* Start Given data *

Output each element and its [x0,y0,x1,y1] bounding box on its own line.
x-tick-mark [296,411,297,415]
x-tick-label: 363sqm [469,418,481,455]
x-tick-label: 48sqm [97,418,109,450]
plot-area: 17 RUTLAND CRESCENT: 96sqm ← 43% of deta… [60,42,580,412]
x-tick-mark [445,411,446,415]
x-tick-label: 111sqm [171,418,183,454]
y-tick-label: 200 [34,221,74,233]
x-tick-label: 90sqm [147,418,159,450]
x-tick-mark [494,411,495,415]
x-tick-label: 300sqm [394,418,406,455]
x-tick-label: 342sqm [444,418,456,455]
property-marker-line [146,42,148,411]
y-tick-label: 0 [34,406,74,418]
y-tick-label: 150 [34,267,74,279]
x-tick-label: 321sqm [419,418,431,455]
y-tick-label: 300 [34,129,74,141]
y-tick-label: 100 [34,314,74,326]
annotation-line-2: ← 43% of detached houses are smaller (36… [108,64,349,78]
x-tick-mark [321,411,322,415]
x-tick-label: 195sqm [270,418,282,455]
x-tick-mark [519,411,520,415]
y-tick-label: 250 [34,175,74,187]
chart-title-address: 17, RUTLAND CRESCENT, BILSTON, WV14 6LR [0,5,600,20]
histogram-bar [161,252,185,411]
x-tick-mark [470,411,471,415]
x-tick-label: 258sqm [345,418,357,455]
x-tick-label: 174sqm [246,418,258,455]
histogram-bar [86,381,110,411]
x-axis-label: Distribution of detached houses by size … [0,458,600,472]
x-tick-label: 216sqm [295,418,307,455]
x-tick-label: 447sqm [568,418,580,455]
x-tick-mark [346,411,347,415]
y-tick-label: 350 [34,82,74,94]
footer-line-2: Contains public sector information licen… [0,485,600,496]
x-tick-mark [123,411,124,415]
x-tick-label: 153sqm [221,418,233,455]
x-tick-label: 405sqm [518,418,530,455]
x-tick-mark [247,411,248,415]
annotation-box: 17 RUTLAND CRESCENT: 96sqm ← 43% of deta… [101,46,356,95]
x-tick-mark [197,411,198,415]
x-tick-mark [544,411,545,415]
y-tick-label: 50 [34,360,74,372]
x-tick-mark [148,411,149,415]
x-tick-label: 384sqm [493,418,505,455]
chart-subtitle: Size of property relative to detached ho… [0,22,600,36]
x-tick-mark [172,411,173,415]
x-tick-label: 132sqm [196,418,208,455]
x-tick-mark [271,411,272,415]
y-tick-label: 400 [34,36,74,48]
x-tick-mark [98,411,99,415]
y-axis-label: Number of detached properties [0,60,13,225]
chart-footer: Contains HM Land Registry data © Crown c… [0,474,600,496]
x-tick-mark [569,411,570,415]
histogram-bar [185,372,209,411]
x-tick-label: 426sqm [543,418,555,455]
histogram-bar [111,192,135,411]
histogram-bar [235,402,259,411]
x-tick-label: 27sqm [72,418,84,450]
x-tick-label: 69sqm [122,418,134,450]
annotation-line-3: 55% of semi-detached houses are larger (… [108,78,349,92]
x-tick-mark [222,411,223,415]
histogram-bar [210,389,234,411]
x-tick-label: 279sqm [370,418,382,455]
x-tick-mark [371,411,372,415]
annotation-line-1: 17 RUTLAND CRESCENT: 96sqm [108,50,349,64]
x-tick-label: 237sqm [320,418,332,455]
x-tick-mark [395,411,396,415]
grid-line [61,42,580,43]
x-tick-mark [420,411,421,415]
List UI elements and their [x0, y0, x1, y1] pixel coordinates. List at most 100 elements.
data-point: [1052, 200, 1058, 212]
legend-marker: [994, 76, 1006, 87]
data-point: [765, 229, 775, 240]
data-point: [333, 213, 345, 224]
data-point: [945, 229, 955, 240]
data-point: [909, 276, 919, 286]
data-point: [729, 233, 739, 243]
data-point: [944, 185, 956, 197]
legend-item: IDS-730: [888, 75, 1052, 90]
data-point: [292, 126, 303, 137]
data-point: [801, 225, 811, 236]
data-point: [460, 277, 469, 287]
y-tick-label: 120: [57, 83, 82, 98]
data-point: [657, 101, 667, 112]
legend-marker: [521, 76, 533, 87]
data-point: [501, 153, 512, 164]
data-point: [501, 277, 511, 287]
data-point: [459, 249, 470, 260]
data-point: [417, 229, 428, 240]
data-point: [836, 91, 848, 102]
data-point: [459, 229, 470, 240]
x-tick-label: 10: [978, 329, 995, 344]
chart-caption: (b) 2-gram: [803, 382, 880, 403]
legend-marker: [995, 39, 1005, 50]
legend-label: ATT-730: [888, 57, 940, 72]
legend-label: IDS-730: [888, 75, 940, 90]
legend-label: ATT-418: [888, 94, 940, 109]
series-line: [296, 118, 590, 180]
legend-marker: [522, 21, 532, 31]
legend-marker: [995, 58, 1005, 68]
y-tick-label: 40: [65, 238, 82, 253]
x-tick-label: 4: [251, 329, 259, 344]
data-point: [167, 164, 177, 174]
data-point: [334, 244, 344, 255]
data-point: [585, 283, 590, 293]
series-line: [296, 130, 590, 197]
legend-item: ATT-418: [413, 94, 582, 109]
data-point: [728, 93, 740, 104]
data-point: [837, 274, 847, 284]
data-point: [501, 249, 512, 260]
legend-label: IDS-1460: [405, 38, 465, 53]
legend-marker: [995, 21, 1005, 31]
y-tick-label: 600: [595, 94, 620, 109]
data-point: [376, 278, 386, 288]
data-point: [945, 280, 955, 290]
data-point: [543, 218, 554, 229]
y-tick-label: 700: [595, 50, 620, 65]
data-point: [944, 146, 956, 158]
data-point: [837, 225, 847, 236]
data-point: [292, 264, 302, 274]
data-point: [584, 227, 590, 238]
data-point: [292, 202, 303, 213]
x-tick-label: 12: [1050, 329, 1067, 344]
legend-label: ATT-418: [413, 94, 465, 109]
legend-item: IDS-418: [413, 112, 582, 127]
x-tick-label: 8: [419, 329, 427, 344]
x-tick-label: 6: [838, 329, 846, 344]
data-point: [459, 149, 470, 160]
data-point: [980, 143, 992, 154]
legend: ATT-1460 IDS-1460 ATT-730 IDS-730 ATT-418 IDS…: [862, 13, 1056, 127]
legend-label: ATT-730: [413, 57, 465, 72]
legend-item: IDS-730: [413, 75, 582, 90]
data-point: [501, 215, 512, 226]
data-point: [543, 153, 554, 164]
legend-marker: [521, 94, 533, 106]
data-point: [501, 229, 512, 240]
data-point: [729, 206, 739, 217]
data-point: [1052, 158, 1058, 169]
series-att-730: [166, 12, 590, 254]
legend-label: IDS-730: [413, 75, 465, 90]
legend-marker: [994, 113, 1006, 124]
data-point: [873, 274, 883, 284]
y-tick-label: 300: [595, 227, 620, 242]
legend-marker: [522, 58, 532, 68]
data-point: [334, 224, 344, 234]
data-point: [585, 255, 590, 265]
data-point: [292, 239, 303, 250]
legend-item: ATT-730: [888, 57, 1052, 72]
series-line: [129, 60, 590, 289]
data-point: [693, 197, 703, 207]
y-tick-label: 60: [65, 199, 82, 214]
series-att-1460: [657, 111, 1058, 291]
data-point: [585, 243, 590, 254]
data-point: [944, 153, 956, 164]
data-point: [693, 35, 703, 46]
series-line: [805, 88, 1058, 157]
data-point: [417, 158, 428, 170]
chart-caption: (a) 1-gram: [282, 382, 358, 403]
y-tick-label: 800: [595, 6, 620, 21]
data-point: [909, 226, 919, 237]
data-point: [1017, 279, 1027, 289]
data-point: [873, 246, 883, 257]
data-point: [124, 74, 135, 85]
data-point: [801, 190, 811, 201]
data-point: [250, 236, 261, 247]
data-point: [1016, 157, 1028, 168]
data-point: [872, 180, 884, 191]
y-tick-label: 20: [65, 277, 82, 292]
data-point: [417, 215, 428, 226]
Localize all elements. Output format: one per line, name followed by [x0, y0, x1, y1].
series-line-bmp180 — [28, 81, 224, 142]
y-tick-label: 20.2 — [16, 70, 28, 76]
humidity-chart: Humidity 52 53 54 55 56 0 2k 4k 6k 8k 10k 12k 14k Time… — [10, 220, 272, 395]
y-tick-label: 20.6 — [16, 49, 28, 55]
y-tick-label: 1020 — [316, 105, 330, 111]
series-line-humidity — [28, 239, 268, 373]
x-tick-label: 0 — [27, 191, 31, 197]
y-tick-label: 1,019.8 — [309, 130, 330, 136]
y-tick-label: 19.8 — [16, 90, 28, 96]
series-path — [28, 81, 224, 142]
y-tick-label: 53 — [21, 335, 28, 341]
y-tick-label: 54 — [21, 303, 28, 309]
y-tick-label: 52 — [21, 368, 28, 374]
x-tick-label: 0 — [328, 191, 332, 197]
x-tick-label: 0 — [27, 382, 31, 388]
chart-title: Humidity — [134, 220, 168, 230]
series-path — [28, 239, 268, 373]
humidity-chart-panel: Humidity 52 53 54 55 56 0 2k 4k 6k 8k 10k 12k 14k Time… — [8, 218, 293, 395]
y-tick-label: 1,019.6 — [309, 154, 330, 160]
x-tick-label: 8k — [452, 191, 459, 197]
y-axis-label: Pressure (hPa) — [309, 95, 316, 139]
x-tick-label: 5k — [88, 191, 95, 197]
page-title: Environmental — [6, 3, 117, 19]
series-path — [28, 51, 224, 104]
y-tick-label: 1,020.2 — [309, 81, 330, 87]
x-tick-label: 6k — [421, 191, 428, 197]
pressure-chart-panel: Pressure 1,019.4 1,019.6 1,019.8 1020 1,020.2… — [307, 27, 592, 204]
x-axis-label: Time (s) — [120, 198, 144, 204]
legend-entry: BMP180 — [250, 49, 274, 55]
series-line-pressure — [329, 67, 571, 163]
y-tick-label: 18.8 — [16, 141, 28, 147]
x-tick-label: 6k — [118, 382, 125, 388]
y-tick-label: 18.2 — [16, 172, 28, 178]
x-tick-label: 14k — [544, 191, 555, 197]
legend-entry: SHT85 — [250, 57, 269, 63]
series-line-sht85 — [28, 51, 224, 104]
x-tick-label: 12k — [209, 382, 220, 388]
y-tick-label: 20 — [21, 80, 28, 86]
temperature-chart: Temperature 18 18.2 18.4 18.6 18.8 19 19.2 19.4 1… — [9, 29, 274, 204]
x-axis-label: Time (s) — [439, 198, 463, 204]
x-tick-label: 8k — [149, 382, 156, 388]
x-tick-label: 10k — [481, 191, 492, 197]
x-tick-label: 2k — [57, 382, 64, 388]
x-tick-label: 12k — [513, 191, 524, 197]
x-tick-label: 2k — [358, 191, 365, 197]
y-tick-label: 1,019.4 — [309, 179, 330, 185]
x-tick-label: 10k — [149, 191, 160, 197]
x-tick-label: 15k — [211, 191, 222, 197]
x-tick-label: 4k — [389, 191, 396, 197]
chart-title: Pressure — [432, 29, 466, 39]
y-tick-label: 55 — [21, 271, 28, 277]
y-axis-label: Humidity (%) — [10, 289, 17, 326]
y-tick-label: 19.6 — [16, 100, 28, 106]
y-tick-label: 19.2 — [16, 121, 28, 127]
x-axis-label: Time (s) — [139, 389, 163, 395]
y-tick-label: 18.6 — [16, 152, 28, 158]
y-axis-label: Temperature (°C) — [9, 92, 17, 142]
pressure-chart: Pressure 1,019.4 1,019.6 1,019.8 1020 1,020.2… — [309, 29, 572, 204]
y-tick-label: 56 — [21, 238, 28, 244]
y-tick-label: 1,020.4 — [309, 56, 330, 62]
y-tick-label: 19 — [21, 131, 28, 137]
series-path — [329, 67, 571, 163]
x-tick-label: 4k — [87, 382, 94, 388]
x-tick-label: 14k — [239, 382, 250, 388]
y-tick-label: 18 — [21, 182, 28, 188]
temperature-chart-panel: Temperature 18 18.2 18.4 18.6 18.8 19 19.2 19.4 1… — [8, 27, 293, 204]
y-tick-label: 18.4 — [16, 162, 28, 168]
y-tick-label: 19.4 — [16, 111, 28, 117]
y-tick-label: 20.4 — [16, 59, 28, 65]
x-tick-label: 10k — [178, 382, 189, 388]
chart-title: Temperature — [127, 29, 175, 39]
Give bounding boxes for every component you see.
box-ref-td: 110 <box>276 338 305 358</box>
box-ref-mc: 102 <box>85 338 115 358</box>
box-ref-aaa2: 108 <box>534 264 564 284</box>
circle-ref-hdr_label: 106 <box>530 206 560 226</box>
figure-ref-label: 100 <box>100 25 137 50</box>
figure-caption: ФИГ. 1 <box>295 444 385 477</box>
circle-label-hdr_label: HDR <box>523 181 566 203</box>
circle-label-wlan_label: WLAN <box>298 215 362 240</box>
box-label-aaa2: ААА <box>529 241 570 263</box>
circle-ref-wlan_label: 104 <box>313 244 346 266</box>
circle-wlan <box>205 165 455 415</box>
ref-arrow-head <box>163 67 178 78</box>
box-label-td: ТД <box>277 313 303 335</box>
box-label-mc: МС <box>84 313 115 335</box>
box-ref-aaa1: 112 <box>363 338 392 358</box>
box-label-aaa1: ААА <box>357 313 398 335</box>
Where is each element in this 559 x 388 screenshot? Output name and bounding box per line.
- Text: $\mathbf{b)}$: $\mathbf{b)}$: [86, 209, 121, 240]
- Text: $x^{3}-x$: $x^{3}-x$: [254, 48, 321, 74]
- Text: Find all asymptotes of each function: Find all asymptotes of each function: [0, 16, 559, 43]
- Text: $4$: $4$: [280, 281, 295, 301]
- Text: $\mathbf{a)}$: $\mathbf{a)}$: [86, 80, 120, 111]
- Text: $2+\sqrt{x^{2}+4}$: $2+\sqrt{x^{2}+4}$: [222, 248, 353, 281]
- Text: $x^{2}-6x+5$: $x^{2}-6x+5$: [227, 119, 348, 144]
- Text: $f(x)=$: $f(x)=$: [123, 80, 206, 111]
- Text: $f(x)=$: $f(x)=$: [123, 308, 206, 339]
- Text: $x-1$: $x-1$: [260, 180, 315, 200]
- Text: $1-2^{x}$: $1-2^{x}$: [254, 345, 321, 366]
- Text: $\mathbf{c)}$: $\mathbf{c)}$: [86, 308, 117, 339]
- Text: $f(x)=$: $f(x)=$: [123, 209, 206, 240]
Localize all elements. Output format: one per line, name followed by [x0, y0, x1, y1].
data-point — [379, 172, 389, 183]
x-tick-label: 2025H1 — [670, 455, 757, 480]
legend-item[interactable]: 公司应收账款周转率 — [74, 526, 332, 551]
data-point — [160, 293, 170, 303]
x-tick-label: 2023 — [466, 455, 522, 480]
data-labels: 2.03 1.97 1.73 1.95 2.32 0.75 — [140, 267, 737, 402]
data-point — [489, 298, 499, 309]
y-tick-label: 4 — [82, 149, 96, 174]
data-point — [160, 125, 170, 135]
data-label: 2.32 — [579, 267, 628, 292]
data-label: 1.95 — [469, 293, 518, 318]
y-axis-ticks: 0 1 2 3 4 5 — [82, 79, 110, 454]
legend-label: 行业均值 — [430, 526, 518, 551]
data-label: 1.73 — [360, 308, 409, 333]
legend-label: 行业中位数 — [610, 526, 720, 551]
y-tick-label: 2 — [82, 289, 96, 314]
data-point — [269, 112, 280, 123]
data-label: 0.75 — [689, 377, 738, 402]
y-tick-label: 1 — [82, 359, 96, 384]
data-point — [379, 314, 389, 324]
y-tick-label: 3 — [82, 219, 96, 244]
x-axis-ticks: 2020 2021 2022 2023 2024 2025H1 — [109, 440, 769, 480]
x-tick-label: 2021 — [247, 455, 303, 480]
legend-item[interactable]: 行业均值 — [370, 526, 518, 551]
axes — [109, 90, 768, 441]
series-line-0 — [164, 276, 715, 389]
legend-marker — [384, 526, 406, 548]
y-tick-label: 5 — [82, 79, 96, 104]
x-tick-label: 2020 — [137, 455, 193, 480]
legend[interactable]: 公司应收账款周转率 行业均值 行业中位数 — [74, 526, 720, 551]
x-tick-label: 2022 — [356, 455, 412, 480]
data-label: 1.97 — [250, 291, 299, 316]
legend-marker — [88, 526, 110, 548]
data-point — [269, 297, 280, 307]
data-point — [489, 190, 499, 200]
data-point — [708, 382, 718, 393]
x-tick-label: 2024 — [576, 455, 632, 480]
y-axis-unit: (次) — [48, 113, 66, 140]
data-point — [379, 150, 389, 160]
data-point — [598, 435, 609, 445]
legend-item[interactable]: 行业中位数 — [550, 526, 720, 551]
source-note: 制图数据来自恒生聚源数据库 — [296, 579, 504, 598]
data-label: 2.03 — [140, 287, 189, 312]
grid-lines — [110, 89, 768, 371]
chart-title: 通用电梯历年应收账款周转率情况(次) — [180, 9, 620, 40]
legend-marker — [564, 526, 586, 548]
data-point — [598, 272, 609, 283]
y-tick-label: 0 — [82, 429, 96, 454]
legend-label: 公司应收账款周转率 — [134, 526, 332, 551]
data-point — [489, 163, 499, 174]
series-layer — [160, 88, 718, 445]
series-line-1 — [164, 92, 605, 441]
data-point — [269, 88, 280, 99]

* End Given data *

Job
Can you set down again, unchanged, each line of the entries from the very first one up to and including the line with "x-tick-mark [98,411,99,415]"?

Expected answer
Output each element and its [x0,y0,x1,y1] bounding box on its own line.
x-tick-mark [296,411,297,415]
x-tick-label: 363sqm [469,418,481,455]
x-tick-label: 48sqm [97,418,109,450]
plot-area: 17 RUTLAND CRESCENT: 96sqm ← 43% of deta… [60,42,580,412]
x-tick-mark [445,411,446,415]
x-tick-label: 111sqm [171,418,183,454]
y-tick-label: 200 [34,221,74,233]
x-tick-label: 90sqm [147,418,159,450]
x-tick-mark [494,411,495,415]
x-tick-label: 300sqm [394,418,406,455]
x-tick-label: 342sqm [444,418,456,455]
property-marker-line [146,42,148,411]
y-tick-label: 0 [34,406,74,418]
y-tick-label: 150 [34,267,74,279]
x-tick-label: 321sqm [419,418,431,455]
y-tick-label: 300 [34,129,74,141]
y-tick-label: 100 [34,314,74,326]
annotation-line-2: ← 43% of detached houses are smaller (36… [108,64,349,78]
x-tick-mark [321,411,322,415]
x-tick-label: 195sqm [270,418,282,455]
x-tick-mark [519,411,520,415]
y-tick-label: 250 [34,175,74,187]
chart-title-address: 17, RUTLAND CRESCENT, BILSTON, WV14 6LR [0,5,600,20]
histogram-bar [161,252,185,411]
x-tick-mark [470,411,471,415]
x-tick-label: 258sqm [345,418,357,455]
x-tick-label: 174sqm [246,418,258,455]
histogram-bar [86,381,110,411]
x-axis-label: Distribution of detached houses by size … [0,458,600,472]
x-tick-label: 216sqm [295,418,307,455]
x-tick-label: 447sqm [568,418,580,455]
x-tick-mark [346,411,347,415]
y-tick-label: 350 [34,82,74,94]
footer-line-2: Contains public sector information licen… [0,485,600,496]
x-tick-mark [123,411,124,415]
x-tick-label: 153sqm [221,418,233,455]
x-tick-label: 405sqm [518,418,530,455]
x-tick-mark [247,411,248,415]
annotation-box: 17 RUTLAND CRESCENT: 96sqm ← 43% of deta… [101,46,356,95]
x-tick-mark [197,411,198,415]
x-tick-mark [544,411,545,415]
y-tick-label: 50 [34,360,74,372]
x-tick-mark [148,411,149,415]
x-tick-label: 384sqm [493,418,505,455]
chart-subtitle: Size of property relative to detached ho… [0,22,600,36]
x-tick-mark [172,411,173,415]
x-tick-label: 132sqm [196,418,208,455]
x-tick-mark [271,411,272,415]
y-tick-label: 400 [34,36,74,48]
x-tick-mark [98,411,99,415]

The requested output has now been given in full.